┏━━

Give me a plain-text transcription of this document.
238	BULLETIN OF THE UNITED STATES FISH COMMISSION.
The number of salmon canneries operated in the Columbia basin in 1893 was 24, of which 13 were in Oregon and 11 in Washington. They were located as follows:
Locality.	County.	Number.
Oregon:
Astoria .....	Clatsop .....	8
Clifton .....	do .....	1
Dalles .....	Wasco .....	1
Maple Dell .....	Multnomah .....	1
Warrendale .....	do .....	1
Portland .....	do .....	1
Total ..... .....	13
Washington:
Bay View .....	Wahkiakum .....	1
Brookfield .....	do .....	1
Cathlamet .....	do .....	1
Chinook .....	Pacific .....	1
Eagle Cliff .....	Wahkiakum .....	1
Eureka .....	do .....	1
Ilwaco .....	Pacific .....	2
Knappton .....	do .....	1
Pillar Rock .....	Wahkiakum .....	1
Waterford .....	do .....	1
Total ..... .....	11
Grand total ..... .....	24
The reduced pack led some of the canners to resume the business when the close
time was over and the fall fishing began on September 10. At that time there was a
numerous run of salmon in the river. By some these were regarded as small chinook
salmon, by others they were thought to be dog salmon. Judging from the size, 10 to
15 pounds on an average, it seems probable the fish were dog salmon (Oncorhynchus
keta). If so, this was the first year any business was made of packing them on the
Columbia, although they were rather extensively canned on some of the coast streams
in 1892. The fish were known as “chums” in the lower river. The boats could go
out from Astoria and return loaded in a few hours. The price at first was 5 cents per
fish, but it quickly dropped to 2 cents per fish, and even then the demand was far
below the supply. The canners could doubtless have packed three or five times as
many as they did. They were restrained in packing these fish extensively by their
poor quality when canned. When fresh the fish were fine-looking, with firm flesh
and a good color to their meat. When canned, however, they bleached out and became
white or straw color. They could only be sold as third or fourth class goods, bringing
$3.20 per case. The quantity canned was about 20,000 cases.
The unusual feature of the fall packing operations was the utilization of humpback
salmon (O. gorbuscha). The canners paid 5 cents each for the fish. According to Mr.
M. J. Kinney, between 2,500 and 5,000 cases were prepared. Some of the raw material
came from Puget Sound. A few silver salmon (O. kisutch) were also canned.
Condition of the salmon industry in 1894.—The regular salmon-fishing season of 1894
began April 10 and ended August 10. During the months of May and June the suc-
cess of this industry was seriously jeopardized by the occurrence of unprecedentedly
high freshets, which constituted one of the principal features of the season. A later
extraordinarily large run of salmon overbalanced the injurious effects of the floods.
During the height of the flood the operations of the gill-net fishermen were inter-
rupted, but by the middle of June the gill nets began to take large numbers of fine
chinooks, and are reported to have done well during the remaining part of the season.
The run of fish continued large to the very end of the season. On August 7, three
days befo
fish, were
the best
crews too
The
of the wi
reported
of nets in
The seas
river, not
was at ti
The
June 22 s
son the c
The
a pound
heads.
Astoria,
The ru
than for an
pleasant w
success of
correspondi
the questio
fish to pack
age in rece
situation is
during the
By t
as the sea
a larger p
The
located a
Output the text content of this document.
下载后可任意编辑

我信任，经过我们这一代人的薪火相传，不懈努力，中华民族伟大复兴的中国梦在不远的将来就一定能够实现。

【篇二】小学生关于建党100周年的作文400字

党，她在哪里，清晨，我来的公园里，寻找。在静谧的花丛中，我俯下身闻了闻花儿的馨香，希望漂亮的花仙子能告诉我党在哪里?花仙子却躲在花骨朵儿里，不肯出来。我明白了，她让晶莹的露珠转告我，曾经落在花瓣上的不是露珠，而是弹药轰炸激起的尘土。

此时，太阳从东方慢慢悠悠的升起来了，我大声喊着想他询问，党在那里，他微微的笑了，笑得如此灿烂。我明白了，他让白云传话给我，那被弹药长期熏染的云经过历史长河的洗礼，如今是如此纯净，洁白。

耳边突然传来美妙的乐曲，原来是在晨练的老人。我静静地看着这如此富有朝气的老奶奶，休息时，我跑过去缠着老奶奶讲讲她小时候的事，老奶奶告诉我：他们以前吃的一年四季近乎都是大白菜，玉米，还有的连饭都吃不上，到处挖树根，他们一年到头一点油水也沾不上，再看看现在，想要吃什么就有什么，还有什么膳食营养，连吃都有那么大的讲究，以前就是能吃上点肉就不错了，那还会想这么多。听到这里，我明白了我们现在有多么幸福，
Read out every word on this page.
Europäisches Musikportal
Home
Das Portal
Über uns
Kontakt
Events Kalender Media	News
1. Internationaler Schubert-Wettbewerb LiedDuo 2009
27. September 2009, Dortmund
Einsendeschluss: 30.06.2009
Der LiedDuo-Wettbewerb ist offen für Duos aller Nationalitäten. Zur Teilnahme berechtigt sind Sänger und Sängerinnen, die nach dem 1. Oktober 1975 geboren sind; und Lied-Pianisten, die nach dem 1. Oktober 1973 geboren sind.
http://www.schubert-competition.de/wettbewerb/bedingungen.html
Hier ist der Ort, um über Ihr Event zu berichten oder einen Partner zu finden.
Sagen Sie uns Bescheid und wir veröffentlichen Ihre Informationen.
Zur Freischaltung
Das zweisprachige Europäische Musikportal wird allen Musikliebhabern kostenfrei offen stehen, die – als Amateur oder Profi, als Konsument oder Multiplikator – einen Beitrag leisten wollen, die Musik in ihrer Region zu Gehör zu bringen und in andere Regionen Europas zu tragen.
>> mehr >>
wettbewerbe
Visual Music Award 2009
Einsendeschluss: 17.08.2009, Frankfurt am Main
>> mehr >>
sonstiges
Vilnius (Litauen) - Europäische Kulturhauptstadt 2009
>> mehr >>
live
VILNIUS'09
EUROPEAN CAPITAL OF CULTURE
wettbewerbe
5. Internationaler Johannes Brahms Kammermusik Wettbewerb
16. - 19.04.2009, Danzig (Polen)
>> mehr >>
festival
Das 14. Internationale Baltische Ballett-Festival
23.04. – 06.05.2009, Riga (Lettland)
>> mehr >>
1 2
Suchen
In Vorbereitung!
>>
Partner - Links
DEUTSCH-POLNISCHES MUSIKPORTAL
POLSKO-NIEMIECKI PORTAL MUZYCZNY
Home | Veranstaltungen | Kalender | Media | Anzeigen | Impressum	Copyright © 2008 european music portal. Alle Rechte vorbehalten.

┗━━

**STATED PROBLEM:** For this exercise, gather every line of the data that contains the word "document".

**CORRECT RESULT:**
Give me a plain-text transcription of this document.
Output the text content of this document.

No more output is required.